Provided records
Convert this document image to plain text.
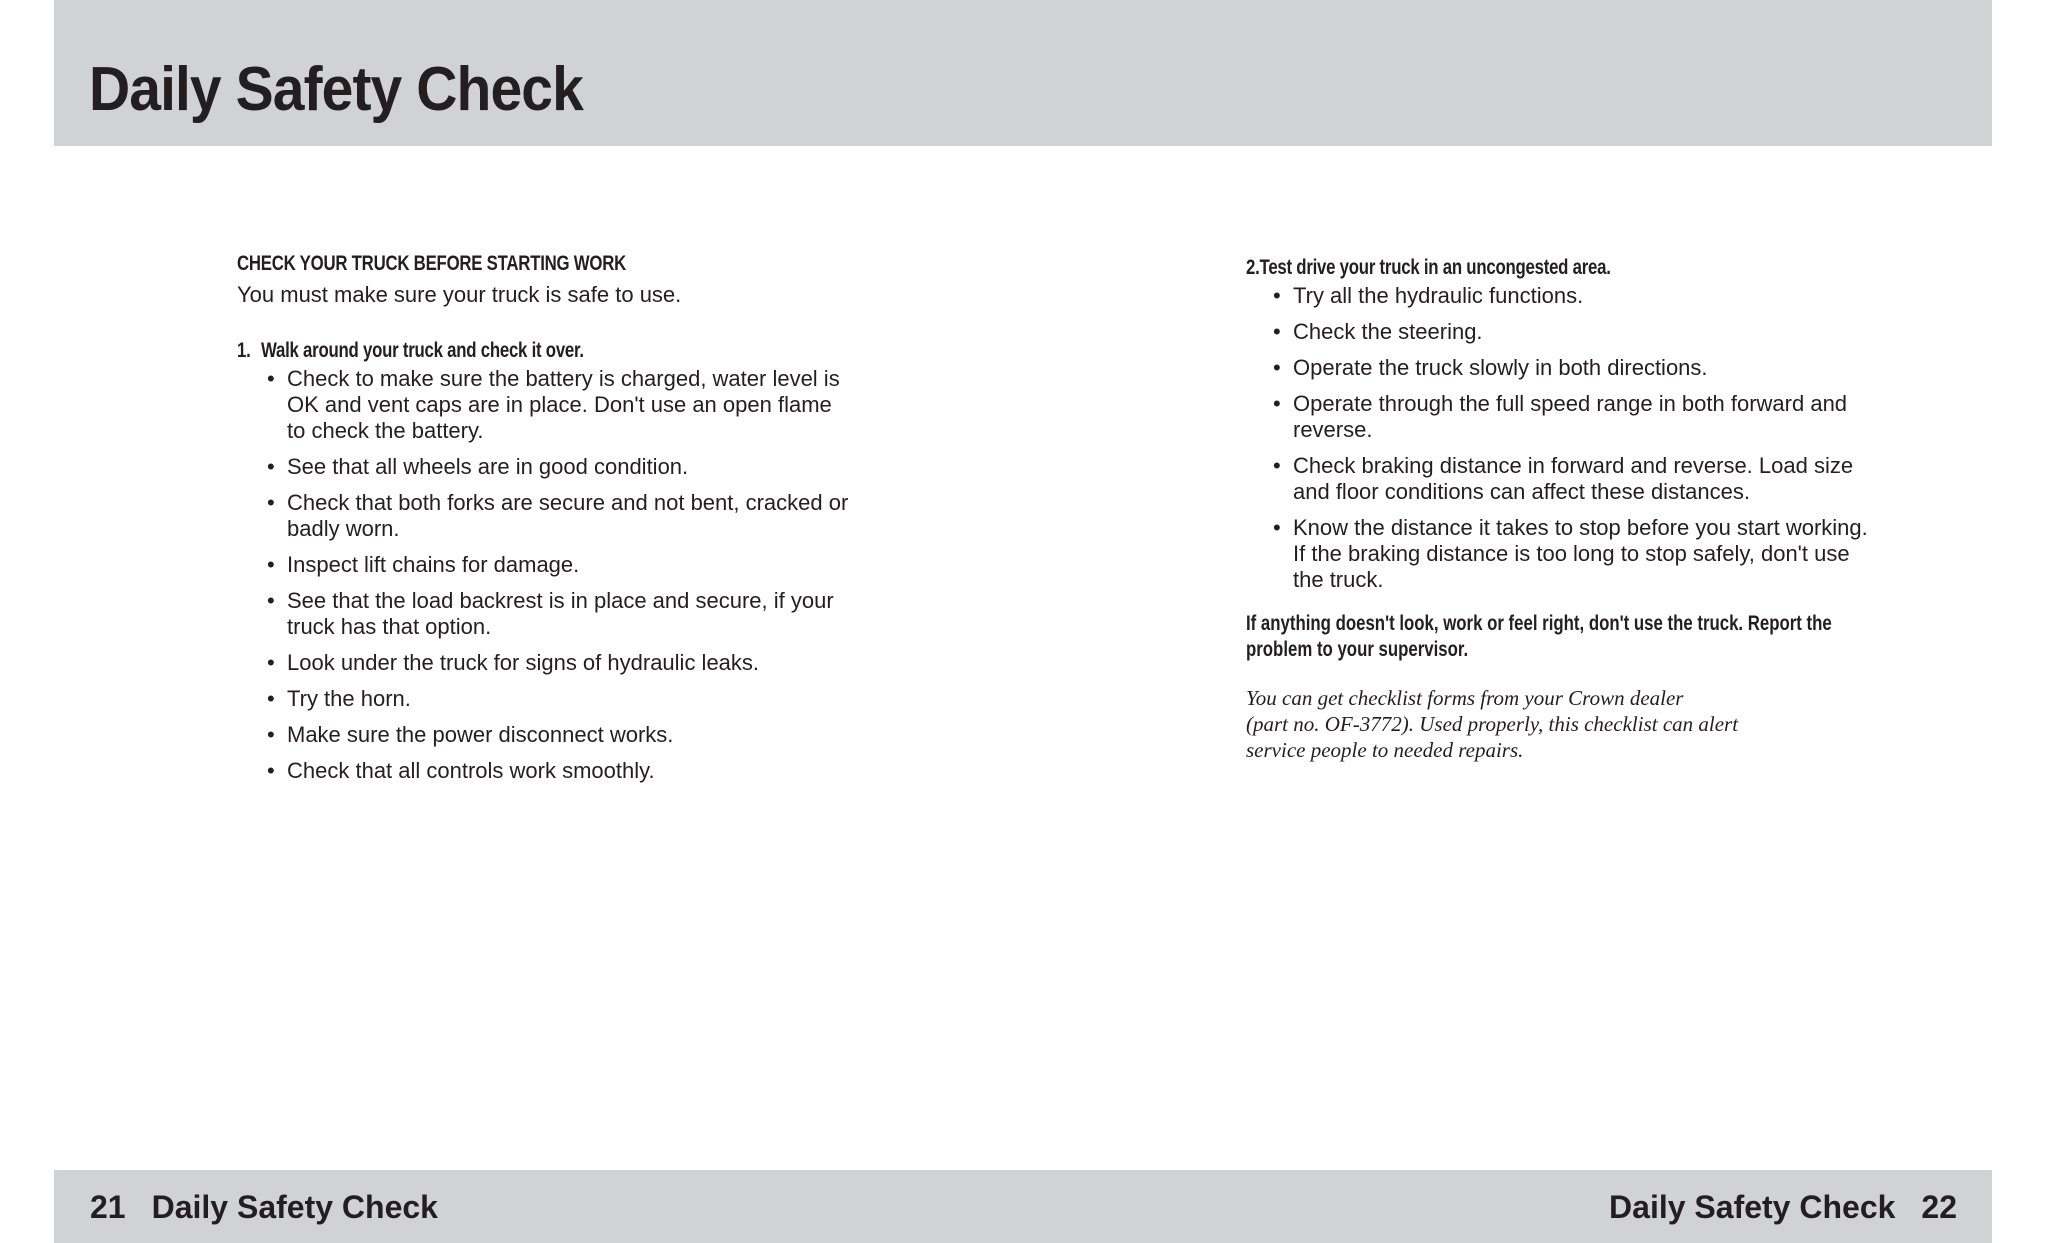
Daily Safety Check
CHECK YOUR TRUCK BEFORE STARTING WORK

You must make sure your truck is safe to use.

1. Walk around your truck and check it over.
• Check to make sure the battery is charged, water level is OK and vent caps are in place. Don't use an open flame to check the battery.
• See that all wheels are in good condition.
• Check that both forks are secure and not bent, cracked or badly worn.
• Inspect lift chains for damage.
• See that the load backrest is in place and secure, if your truck has that option.
• Look under the truck for signs of hydraulic leaks.
• Try the horn.
• Make sure the power disconnect works.
• Check that all controls work smoothly.
2.Test drive your truck in an uncongested area.
• Try all the hydraulic functions.
• Check the steering.
• Operate the truck slowly in both directions.
• Operate through the full speed range in both forward and reverse.
• Check braking distance in forward and reverse. Load size and floor conditions can affect these distances.
• Know the distance it takes to stop before you start working. If the braking distance is too long to stop safely, don't use the truck.

If anything doesn't look, work or feel right, don't use the truck. Report the problem to your supervisor.

You can get checklist forms from your Crown dealer
(part no. OF-3772). Used properly, this checklist can alert
service people to needed repairs.

21 Daily Safety Check	Daily Safety Check 22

Problem to solve
All lines above containing the string "this" are to be collected.

Output
Convert this document image to plain text.
(part no. OF-3772). Used properly, this checklist can alert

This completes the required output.